**YOUR OBJECTIVE:** Copy each line of the material below that includes the string "predicted".

*****

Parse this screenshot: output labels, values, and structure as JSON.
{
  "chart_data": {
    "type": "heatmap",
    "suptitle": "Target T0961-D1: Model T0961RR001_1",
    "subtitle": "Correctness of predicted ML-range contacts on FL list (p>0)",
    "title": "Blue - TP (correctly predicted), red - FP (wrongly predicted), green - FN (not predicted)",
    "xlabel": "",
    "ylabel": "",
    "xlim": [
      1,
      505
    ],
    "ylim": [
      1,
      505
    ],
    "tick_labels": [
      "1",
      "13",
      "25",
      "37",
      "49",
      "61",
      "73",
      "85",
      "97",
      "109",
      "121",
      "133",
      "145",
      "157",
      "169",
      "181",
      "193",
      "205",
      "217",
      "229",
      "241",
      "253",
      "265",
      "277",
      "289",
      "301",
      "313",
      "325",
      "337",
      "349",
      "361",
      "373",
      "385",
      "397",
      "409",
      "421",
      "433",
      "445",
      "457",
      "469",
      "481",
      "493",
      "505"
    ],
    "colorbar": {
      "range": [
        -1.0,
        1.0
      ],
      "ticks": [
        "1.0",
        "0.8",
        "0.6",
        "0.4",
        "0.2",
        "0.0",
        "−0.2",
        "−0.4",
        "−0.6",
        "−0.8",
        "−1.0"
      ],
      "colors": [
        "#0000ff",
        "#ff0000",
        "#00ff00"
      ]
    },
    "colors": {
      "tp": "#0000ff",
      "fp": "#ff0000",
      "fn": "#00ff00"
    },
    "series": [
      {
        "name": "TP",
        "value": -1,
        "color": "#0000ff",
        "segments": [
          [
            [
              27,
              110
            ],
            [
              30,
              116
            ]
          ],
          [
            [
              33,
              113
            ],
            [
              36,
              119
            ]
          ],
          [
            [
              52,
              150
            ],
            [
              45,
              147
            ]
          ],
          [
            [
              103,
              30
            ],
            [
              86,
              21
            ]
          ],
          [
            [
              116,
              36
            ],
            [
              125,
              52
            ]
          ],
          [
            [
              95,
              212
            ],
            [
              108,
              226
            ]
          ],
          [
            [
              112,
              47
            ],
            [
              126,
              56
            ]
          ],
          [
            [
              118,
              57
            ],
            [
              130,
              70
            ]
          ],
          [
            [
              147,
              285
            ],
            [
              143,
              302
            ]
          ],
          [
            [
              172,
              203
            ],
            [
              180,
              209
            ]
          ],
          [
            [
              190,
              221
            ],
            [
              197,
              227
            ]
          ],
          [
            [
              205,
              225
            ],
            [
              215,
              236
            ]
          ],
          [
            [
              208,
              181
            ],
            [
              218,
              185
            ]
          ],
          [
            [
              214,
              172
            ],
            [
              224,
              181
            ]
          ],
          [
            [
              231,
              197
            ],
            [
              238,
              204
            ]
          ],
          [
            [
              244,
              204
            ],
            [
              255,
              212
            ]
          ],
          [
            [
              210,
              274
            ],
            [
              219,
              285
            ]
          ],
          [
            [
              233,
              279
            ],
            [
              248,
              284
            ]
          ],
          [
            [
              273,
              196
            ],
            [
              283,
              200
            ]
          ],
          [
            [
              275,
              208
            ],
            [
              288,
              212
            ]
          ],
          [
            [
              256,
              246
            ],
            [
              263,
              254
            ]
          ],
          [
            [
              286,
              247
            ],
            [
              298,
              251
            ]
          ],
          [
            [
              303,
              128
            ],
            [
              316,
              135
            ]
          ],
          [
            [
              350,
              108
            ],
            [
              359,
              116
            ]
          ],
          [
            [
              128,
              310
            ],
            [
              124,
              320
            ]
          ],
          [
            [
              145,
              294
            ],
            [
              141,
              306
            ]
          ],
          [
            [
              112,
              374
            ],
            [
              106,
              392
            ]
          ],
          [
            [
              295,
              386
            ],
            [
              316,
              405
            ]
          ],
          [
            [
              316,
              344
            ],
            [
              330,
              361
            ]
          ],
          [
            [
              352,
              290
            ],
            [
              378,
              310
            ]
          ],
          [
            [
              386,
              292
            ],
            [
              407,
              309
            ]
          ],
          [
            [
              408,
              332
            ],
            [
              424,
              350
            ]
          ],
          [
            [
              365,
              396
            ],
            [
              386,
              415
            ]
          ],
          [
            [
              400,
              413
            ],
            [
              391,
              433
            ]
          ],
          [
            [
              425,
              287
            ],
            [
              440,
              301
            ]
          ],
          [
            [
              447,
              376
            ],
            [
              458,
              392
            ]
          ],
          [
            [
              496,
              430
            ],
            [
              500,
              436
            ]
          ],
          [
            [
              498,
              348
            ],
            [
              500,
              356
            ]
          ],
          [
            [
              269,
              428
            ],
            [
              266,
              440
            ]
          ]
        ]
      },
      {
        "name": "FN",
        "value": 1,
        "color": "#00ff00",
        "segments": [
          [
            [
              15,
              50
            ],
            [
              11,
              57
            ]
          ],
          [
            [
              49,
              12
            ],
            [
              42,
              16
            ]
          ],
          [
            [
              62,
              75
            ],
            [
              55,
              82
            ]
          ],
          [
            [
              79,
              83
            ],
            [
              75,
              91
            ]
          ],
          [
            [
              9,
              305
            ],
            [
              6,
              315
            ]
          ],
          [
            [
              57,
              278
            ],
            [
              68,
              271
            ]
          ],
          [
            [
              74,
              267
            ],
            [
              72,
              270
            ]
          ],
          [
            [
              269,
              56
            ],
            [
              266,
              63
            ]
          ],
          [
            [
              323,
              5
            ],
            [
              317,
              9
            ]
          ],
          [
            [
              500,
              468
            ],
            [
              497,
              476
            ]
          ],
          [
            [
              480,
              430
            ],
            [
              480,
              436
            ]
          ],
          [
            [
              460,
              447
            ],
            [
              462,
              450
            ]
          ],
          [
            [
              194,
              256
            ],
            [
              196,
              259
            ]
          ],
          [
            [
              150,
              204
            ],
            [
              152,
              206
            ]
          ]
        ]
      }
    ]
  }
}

*****

**ANSWER TO THE TASK:**
    "subtitle": "Correctness of predicted ML-range contacts on FL list (p>0)",
    "title": "Blue - TP (correctly predicted), red - FP (wrongly predicted), green - FN (not predicted)",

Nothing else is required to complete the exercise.